_Do this_
Repeat the listing exactly as given, omitting every image.

_Dataset records_
§

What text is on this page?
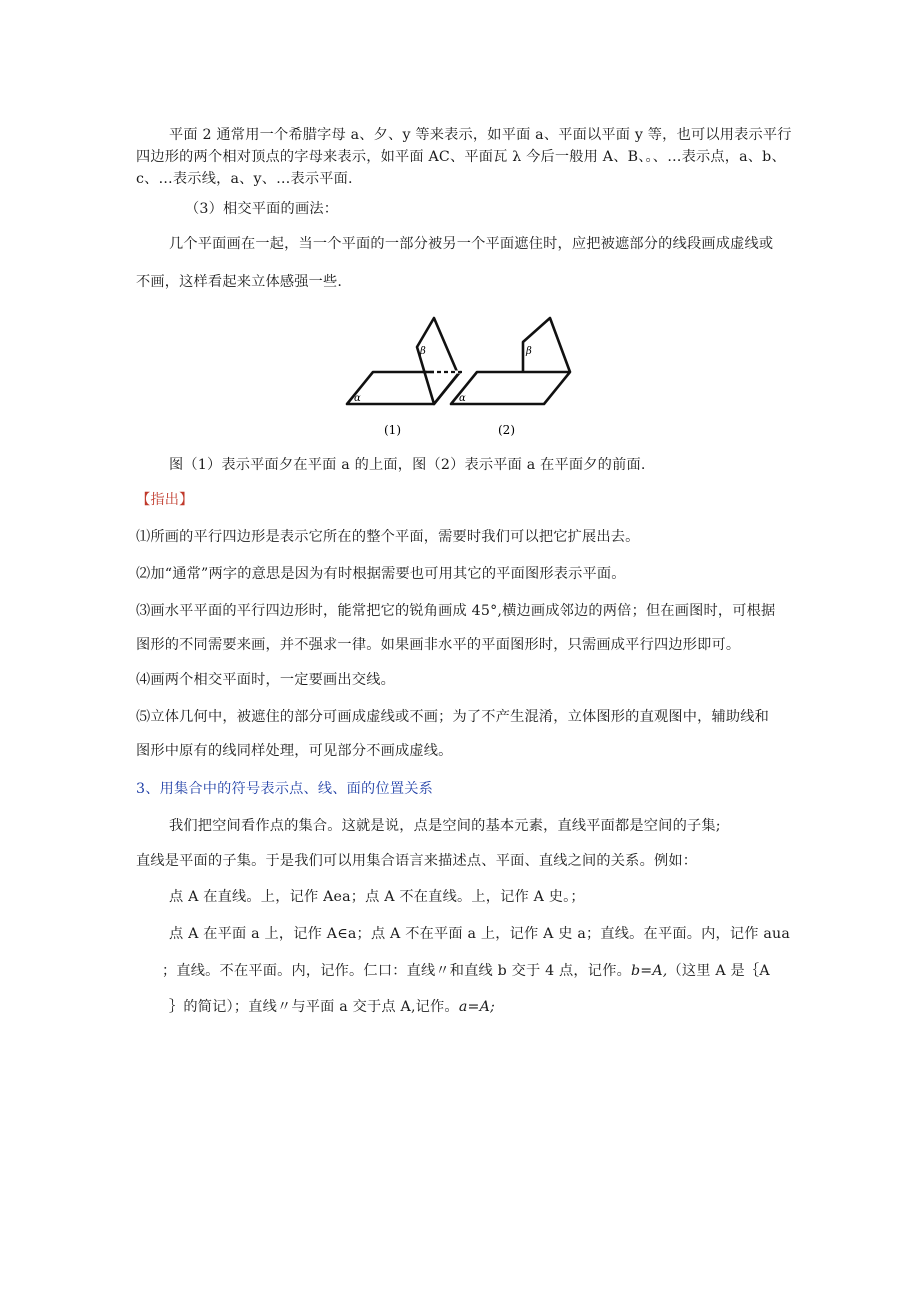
平面 2 通常用一个希腊字母 a、夕、y 等来表示，如平面 a、平面以平面 y 等，也可以用表示平行
四边形的两个相对顶点的字母来表示，如平面 AC、平面瓦 λ 今后一般用 A、B、。、…表示点，a、b、
c、…表示线，a、y、…表示平面.
（3）相交平面的画法：
几个平面画在一起，当一个平面的一部分被另一个平面遮住时，应把被遮部分的线段画成虚线或
不画，这样看起来立体感强一些.
α
β
(1)
α
β
(2)
图（1）表示平面夕在平面 a 的上面，图（2）表示平面 a 在平面夕的前面.
【指出】
⑴所画的平行四边形是表示它所在的整个平面，需要时我们可以把它扩展出去。
⑵加“通常”两字的意思是因为有时根据需要也可用其它的平面图形表示平面。
⑶画水平平面的平行四边形时，能常把它的锐角画成 45°,横边画成邻边的两倍；但在画图时，可根据
图形的不同需要来画，并不强求一律。如果画非水平的平面图形时，只需画成平行四边形即可。
⑷画两个相交平面时，一定要画出交线。
⑸立体几何中，被遮住的部分可画成虚线或不画；为了不产生混淆，立体图形的直观图中，辅助线和
图形中原有的线同样处理，可见部分不画成虚线。
3、用集合中的符号表示点、线、面的位置关系
我们把空间看作点的集合。这就是说，点是空间的基本元素，直线平面都是空间的子集;
直线是平面的子集。于是我们可以用集合语言来描述点、平面、直线之间的关系。例如：
点 A 在直线。上，记作 Aea；点 A 不在直线。上，记作 A 史。；
点 A 在平面 a 上，记作 A∈a；点 A 不在平面 a 上，记作 A 史 a；直线。在平面。内，记作 aua
；直线。不在平面。内，记作。仁口：直线〃和直线 b 交于 4 点，记作。b=A,（这里 A 是｛A
｝的简记）；直线〃与平面 a 交于点 A,记作。a=A;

§

_Task response_
What text is on this page?
平面 2 通常用一个希腊字母 a、夕、y 等来表示，如平面 a、平面以平面 y 等，也可以用表示平行
四边形的两个相对顶点的字母来表示，如平面 AC、平面瓦 λ 今后一般用 A、B、。、…表示点，a、b、
c、…表示线，a、y、…表示平面.
（3）相交平面的画法：
几个平面画在一起，当一个平面的一部分被另一个平面遮住时，应把被遮部分的线段画成虚线或
不画，这样看起来立体感强一些.
α
β
(1)
α
β
(2)
图（1）表示平面夕在平面 a 的上面，图（2）表示平面 a 在平面夕的前面.
【指出】
⑴所画的平行四边形是表示它所在的整个平面，需要时我们可以把它扩展出去。
⑵加“通常”两字的意思是因为有时根据需要也可用其它的平面图形表示平面。
⑶画水平平面的平行四边形时，能常把它的锐角画成 45°,横边画成邻边的两倍；但在画图时，可根据
图形的不同需要来画，并不强求一律。如果画非水平的平面图形时，只需画成平行四边形即可。
⑷画两个相交平面时，一定要画出交线。
⑸立体几何中，被遮住的部分可画成虚线或不画；为了不产生混淆，立体图形的直观图中，辅助线和
图形中原有的线同样处理，可见部分不画成虚线。
3、用集合中的符号表示点、线、面的位置关系
我们把空间看作点的集合。这就是说，点是空间的基本元素，直线平面都是空间的子集;
直线是平面的子集。于是我们可以用集合语言来描述点、平面、直线之间的关系。例如：
点 A 在直线。上，记作 Aea；点 A 不在直线。上，记作 A 史。；
点 A 在平面 a 上，记作 A∈a；点 A 不在平面 a 上，记作 A 史 a；直线。在平面。内，记作 aua
；直线。不在平面。内，记作。仁口：直线〃和直线 b 交于 4 点，记作。b=A,（这里 A 是｛A
｝的简记）；直线〃与平面 a 交于点 A,记作。a=A;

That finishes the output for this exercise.